## DO THIS:
Seek out every line containing the word "from", and copy each.

## RECORDS FOR THIS EXERCISE:
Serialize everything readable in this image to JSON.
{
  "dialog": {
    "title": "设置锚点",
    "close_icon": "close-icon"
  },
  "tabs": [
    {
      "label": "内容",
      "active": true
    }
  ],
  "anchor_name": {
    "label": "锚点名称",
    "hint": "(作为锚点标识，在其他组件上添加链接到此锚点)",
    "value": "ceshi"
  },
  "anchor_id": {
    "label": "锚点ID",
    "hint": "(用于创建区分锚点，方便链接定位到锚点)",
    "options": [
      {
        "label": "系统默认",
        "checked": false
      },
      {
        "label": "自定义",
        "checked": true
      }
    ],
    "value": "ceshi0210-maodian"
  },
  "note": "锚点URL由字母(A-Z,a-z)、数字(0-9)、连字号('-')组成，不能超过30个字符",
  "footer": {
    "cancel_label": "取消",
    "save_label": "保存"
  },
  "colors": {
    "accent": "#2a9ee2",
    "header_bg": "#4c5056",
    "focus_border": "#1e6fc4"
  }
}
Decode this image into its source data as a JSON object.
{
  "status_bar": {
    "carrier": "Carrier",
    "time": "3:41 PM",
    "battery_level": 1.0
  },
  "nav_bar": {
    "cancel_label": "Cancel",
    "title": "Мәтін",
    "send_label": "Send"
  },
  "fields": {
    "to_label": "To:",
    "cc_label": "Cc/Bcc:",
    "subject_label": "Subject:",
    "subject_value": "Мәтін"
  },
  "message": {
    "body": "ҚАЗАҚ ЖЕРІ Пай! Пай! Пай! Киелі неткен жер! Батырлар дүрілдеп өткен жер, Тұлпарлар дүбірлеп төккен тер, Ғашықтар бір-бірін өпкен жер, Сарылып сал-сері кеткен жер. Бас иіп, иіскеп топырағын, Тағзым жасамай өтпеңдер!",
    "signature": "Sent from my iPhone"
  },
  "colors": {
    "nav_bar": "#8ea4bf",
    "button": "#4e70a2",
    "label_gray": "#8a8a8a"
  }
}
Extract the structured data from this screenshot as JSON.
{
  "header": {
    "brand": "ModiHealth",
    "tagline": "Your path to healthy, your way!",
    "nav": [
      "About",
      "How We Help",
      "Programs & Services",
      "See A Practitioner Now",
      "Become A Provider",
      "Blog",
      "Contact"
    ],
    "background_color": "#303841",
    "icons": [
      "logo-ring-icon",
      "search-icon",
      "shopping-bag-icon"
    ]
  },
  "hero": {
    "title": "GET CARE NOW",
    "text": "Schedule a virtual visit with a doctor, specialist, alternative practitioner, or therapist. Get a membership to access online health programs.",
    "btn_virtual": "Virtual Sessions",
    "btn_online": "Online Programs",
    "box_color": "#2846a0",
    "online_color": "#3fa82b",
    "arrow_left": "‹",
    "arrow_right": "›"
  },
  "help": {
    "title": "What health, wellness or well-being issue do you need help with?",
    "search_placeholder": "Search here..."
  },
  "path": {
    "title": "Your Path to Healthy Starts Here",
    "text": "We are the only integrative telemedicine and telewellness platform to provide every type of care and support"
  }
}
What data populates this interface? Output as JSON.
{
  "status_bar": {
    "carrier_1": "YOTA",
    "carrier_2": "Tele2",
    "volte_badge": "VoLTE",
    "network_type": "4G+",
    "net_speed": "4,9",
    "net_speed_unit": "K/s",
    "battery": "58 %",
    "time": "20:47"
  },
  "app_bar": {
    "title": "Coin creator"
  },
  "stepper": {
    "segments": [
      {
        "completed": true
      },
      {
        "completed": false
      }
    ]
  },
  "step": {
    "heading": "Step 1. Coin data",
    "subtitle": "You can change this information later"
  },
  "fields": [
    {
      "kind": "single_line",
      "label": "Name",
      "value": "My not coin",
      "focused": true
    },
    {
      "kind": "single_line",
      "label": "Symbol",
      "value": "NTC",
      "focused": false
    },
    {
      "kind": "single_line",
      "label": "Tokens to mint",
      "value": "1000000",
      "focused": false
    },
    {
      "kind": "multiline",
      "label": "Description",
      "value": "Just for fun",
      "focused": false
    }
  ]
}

## THE COMPLETED TASK:
    "signature": "Sent from my iPhone"
Extract the structured data from this screenshot as JSON.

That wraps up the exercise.